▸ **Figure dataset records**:
** Begin **

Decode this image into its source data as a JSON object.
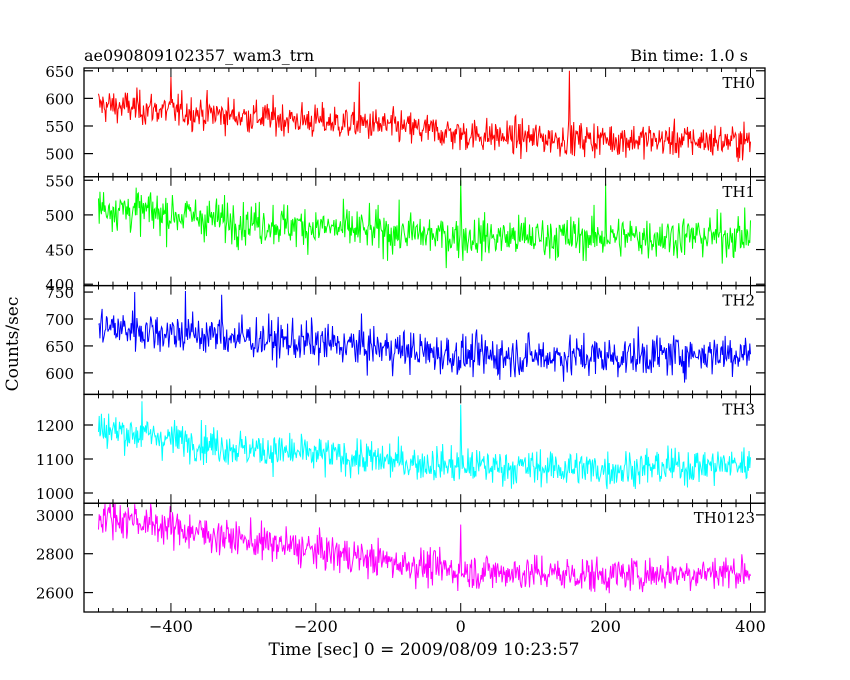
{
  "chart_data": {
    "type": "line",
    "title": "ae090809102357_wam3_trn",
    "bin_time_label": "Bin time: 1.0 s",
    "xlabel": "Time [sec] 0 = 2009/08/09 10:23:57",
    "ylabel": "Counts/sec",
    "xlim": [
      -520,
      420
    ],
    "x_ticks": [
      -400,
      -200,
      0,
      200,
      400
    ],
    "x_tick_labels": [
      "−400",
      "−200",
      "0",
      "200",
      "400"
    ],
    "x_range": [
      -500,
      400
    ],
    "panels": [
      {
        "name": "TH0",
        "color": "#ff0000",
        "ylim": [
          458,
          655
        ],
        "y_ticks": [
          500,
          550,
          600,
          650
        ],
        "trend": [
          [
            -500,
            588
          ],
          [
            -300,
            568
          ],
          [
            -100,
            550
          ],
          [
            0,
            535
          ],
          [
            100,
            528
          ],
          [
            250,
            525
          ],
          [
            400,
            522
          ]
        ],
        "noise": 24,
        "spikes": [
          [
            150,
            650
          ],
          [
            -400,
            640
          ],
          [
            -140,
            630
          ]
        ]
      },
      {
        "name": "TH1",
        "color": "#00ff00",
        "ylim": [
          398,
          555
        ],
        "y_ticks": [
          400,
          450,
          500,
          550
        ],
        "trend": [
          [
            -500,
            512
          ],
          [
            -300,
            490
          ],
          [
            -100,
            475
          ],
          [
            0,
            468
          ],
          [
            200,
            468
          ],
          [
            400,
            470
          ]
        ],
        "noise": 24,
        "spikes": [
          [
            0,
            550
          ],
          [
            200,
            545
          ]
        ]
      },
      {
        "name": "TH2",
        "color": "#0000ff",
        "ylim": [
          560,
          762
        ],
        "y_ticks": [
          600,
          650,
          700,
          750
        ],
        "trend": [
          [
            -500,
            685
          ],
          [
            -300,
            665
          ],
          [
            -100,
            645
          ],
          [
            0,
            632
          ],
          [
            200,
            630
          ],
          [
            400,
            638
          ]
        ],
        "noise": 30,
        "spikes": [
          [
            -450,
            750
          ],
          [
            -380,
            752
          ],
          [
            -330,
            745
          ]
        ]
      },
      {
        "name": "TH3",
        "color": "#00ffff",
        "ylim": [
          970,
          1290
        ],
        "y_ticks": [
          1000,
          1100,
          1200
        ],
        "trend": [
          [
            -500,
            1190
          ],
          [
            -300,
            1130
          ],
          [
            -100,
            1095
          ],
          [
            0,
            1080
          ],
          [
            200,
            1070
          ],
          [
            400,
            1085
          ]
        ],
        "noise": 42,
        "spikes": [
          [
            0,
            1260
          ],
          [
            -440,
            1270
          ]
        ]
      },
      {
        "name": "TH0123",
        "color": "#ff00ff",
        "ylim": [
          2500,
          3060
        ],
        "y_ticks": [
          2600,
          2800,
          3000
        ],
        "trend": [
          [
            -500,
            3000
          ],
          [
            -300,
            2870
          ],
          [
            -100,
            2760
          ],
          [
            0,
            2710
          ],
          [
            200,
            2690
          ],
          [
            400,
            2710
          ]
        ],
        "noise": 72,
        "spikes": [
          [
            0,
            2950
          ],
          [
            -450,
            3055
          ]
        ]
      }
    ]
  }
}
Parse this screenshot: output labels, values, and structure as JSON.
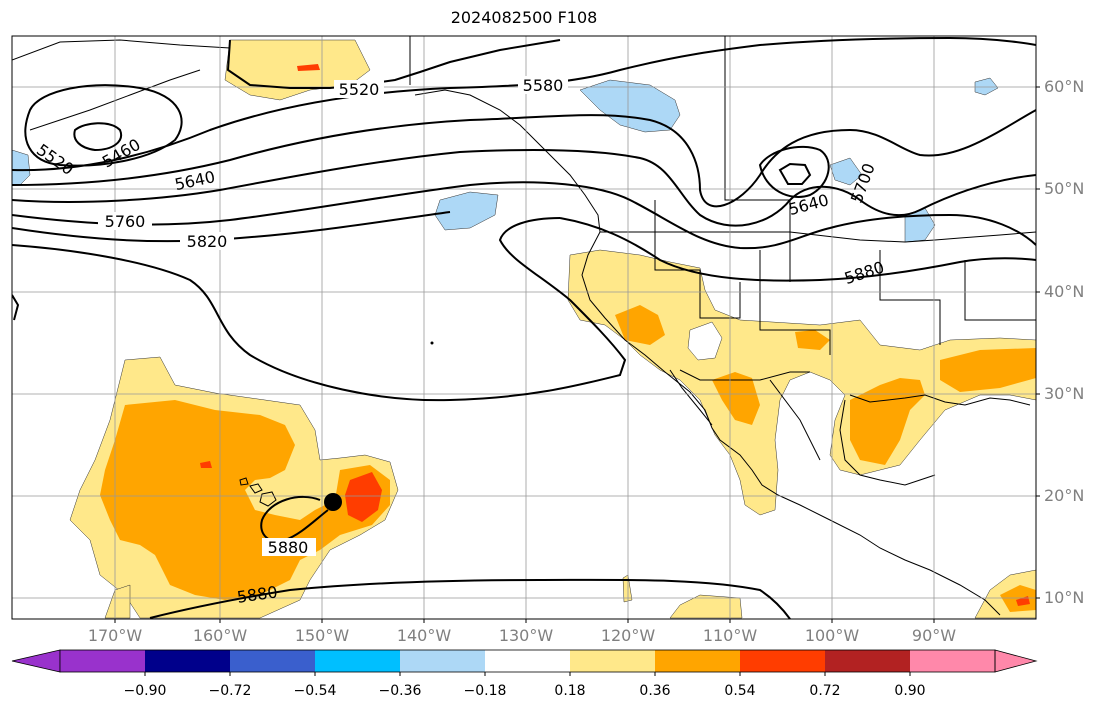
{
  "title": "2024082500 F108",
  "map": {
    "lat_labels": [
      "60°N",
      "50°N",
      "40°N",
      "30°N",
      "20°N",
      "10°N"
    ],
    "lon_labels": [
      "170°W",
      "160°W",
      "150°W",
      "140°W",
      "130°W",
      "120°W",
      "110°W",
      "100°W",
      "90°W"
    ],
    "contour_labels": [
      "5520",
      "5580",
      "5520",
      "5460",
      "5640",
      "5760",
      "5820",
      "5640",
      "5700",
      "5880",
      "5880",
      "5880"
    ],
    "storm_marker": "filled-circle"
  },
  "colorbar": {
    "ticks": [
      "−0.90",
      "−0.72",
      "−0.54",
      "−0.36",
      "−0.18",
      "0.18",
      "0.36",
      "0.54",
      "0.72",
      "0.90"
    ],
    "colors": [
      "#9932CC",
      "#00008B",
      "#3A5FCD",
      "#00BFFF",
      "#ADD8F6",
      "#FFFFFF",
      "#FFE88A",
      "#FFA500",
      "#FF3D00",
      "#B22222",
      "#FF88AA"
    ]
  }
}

** End **

▸ **Directions**: Exactly reproduce the entries above, minus the pictures.

▸ **Written solution**:
Decode this image into its source data as a JSON object.
{
  "chart_data": {
    "type": "line",
    "title": "ae090809102357_wam3_trn",
    "bin_time_label": "Bin time: 1.0 s",
    "xlabel": "Time [sec] 0 = 2009/08/09 10:23:57",
    "ylabel": "Counts/sec",
    "xlim": [
      -520,
      420
    ],
    "x_ticks": [
      -400,
      -200,
      0,
      200,
      400
    ],
    "x_tick_labels": [
      "−400",
      "−200",
      "0",
      "200",
      "400"
    ],
    "x_range": [
      -500,
      400
    ],
    "panels": [
      {
        "name": "TH0",
        "color": "#ff0000",
        "ylim": [
          458,
          655
        ],
        "y_ticks": [
          500,
          550,
          600,
          650
        ],
        "trend": [
          [
            -500,
            588
          ],
          [
            -300,
            568
          ],
          [
            -100,
            550
          ],
          [
            0,
            535
          ],
          [
            100,
            528
          ],
          [
            250,
            525
          ],
          [
            400,
            522
          ]
        ],
        "noise": 24,
        "spikes": [
          [
            150,
            650
          ],
          [
            -400,
            640
          ],
          [
            -140,
            630
          ]
        ]
      },
      {
        "name": "TH1",
        "color": "#00ff00",
        "ylim": [
          398,
          555
        ],
        "y_ticks": [
          400,
          450,
          500,
          550
        ],
        "trend": [
          [
            -500,
            512
          ],
          [
            -300,
            490
          ],
          [
            -100,
            475
          ],
          [
            0,
            468
          ],
          [
            200,
            468
          ],
          [
            400,
            470
          ]
        ],
        "noise": 24,
        "spikes": [
          [
            0,
            550
          ],
          [
            200,
            545
          ]
        ]
      },
      {
        "name": "TH2",
        "color": "#0000ff",
        "ylim": [
          560,
          762
        ],
        "y_ticks": [
          600,
          650,
          700,
          750
        ],
        "trend": [
          [
            -500,
            685
          ],
          [
            -300,
            665
          ],
          [
            -100,
            645
          ],
          [
            0,
            632
          ],
          [
            200,
            630
          ],
          [
            400,
            638
          ]
        ],
        "noise": 30,
        "spikes": [
          [
            -450,
            750
          ],
          [
            -380,
            752
          ],
          [
            -330,
            745
          ]
        ]
      },
      {
        "name": "TH3",
        "color": "#00ffff",
        "ylim": [
          970,
          1290
        ],
        "y_ticks": [
          1000,
          1100,
          1200
        ],
        "trend": [
          [
            -500,
            1190
          ],
          [
            -300,
            1130
          ],
          [
            -100,
            1095
          ],
          [
            0,
            1080
          ],
          [
            200,
            1070
          ],
          [
            400,
            1085
          ]
        ],
        "noise": 42,
        "spikes": [
          [
            0,
            1260
          ],
          [
            -440,
            1270
          ]
        ]
      },
      {
        "name": "TH0123",
        "color": "#ff00ff",
        "ylim": [
          2500,
          3060
        ],
        "y_ticks": [
          2600,
          2800,
          3000
        ],
        "trend": [
          [
            -500,
            3000
          ],
          [
            -300,
            2870
          ],
          [
            -100,
            2760
          ],
          [
            0,
            2710
          ],
          [
            200,
            2690
          ],
          [
            400,
            2710
          ]
        ],
        "noise": 72,
        "spikes": [
          [
            0,
            2950
          ],
          [
            -450,
            3055
          ]
        ]
      }
    ]
  }
}
Parse this screenshot: output labels, values, and structure as JSON.
{
  "title": "2024082500 F108",
  "map": {
    "lat_labels": [
      "60°N",
      "50°N",
      "40°N",
      "30°N",
      "20°N",
      "10°N"
    ],
    "lon_labels": [
      "170°W",
      "160°W",
      "150°W",
      "140°W",
      "130°W",
      "120°W",
      "110°W",
      "100°W",
      "90°W"
    ],
    "contour_labels": [
      "5520",
      "5580",
      "5520",
      "5460",
      "5640",
      "5760",
      "5820",
      "5640",
      "5700",
      "5880",
      "5880",
      "5880"
    ],
    "storm_marker": "filled-circle"
  },
  "colorbar": {
    "ticks": [
      "−0.90",
      "−0.72",
      "−0.54",
      "−0.36",
      "−0.18",
      "0.18",
      "0.36",
      "0.54",
      "0.72",
      "0.90"
    ],
    "colors": [
      "#9932CC",
      "#00008B",
      "#3A5FCD",
      "#00BFFF",
      "#ADD8F6",
      "#FFFFFF",
      "#FFE88A",
      "#FFA500",
      "#FF3D00",
      "#B22222",
      "#FF88AA"
    ]
  }
}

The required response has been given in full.